▶ WHAT YOU NEED TO DO: Output the material exactly, but drop every image it holds.

=== RECORDS FOR PROCESSING ===

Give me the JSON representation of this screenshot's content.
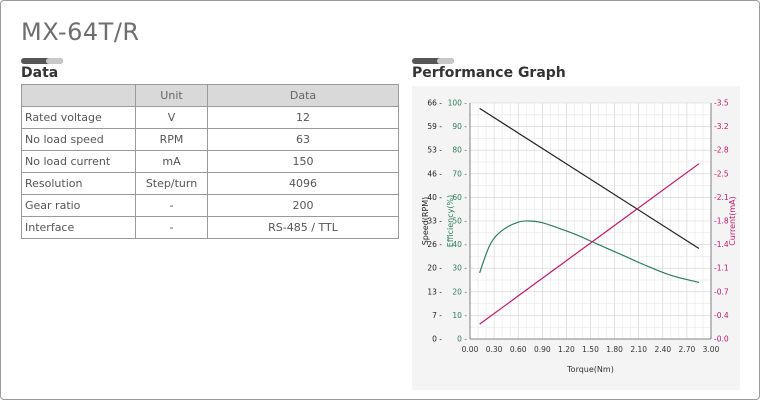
{
  "header": {
    "title": "MX-64T/R"
  },
  "data_section": {
    "heading": "Data",
    "columns": [
      "",
      "Unit",
      "Data"
    ],
    "rows": [
      [
        "Rated voltage",
        "V",
        "12"
      ],
      [
        "No load speed",
        "RPM",
        "63"
      ],
      [
        "No load current",
        "mA",
        "150"
      ],
      [
        "Resolution",
        "Step/turn",
        "4096"
      ],
      [
        "Gear ratio",
        "-",
        "200"
      ],
      [
        "Interface",
        "-",
        "RS-485 / TTL"
      ]
    ]
  },
  "graph_section": {
    "heading": "Performance Graph"
  },
  "colors": {
    "speed": "#222222",
    "efficiency": "#2e7d5b",
    "current": "#c0166b",
    "grid": "#d8d8d8",
    "panel": "#f4f4f4"
  },
  "chart_data": {
    "type": "line",
    "xlabel": "Torque(Nm)",
    "x_ticks": [
      "0.00",
      "0.30",
      "0.60",
      "0.90",
      "1.20",
      "1.50",
      "1.80",
      "2.10",
      "2.40",
      "2.70",
      "3.00"
    ],
    "xlim": [
      0,
      3.0
    ],
    "axes": {
      "speed": {
        "label": "Speed(RPM)",
        "ticks": [
          "0",
          "7",
          "13",
          "20",
          "26",
          "33",
          "40",
          "46",
          "53",
          "59",
          "66"
        ],
        "ylim": [
          0,
          66
        ]
      },
      "efficiency": {
        "label": "Efficiency(%)",
        "ticks": [
          "0",
          "10",
          "20",
          "30",
          "40",
          "50",
          "60",
          "70",
          "80",
          "90",
          "100"
        ],
        "ylim": [
          0,
          100
        ]
      },
      "current": {
        "label": "Current(mA)",
        "ticks": [
          "0.0",
          "0.4",
          "0.7",
          "1.1",
          "1.4",
          "1.8",
          "2.1",
          "2.5",
          "2.8",
          "3.2",
          "3.5"
        ],
        "ylim": [
          0,
          3.5
        ]
      }
    },
    "series": [
      {
        "axis": "speed",
        "x": [
          0.12,
          2.85
        ],
        "y": [
          64.5,
          25.3
        ]
      },
      {
        "axis": "efficiency",
        "x": [
          0.12,
          0.25,
          0.4,
          0.6,
          0.75,
          0.9,
          1.1,
          1.3,
          1.6,
          1.9,
          2.2,
          2.5,
          2.85
        ],
        "y": [
          28,
          40,
          46,
          49.5,
          50,
          49.3,
          47,
          44.5,
          40,
          35.5,
          31,
          27,
          24
        ]
      },
      {
        "axis": "current",
        "x": [
          0.12,
          2.85
        ],
        "y": [
          0.22,
          2.6
        ]
      }
    ]
  }
}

===

▶ WRITTEN ANSWER:
Give me the JSON representation of this screenshot's content.
{
  "header": {
    "title": "MX-64T/R"
  },
  "data_section": {
    "heading": "Data",
    "columns": [
      "",
      "Unit",
      "Data"
    ],
    "rows": [
      [
        "Rated voltage",
        "V",
        "12"
      ],
      [
        "No load speed",
        "RPM",
        "63"
      ],
      [
        "No load current",
        "mA",
        "150"
      ],
      [
        "Resolution",
        "Step/turn",
        "4096"
      ],
      [
        "Gear ratio",
        "-",
        "200"
      ],
      [
        "Interface",
        "-",
        "RS-485 / TTL"
      ]
    ]
  },
  "graph_section": {
    "heading": "Performance Graph"
  },
  "colors": {
    "speed": "#222222",
    "efficiency": "#2e7d5b",
    "current": "#c0166b",
    "grid": "#d8d8d8",
    "panel": "#f4f4f4"
  },
  "chart_data": {
    "type": "line",
    "xlabel": "Torque(Nm)",
    "x_ticks": [
      "0.00",
      "0.30",
      "0.60",
      "0.90",
      "1.20",
      "1.50",
      "1.80",
      "2.10",
      "2.40",
      "2.70",
      "3.00"
    ],
    "xlim": [
      0,
      3.0
    ],
    "axes": {
      "speed": {
        "label": "Speed(RPM)",
        "ticks": [
          "0",
          "7",
          "13",
          "20",
          "26",
          "33",
          "40",
          "46",
          "53",
          "59",
          "66"
        ],
        "ylim": [
          0,
          66
        ]
      },
      "efficiency": {
        "label": "Efficiency(%)",
        "ticks": [
          "0",
          "10",
          "20",
          "30",
          "40",
          "50",
          "60",
          "70",
          "80",
          "90",
          "100"
        ],
        "ylim": [
          0,
          100
        ]
      },
      "current": {
        "label": "Current(mA)",
        "ticks": [
          "0.0",
          "0.4",
          "0.7",
          "1.1",
          "1.4",
          "1.8",
          "2.1",
          "2.5",
          "2.8",
          "3.2",
          "3.5"
        ],
        "ylim": [
          0,
          3.5
        ]
      }
    },
    "series": [
      {
        "axis": "speed",
        "x": [
          0.12,
          2.85
        ],
        "y": [
          64.5,
          25.3
        ]
      },
      {
        "axis": "efficiency",
        "x": [
          0.12,
          0.25,
          0.4,
          0.6,
          0.75,
          0.9,
          1.1,
          1.3,
          1.6,
          1.9,
          2.2,
          2.5,
          2.85
        ],
        "y": [
          28,
          40,
          46,
          49.5,
          50,
          49.3,
          47,
          44.5,
          40,
          35.5,
          31,
          27,
          24
        ]
      },
      {
        "axis": "current",
        "x": [
          0.12,
          2.85
        ],
        "y": [
          0.22,
          2.6
        ]
      }
    ]
  }
}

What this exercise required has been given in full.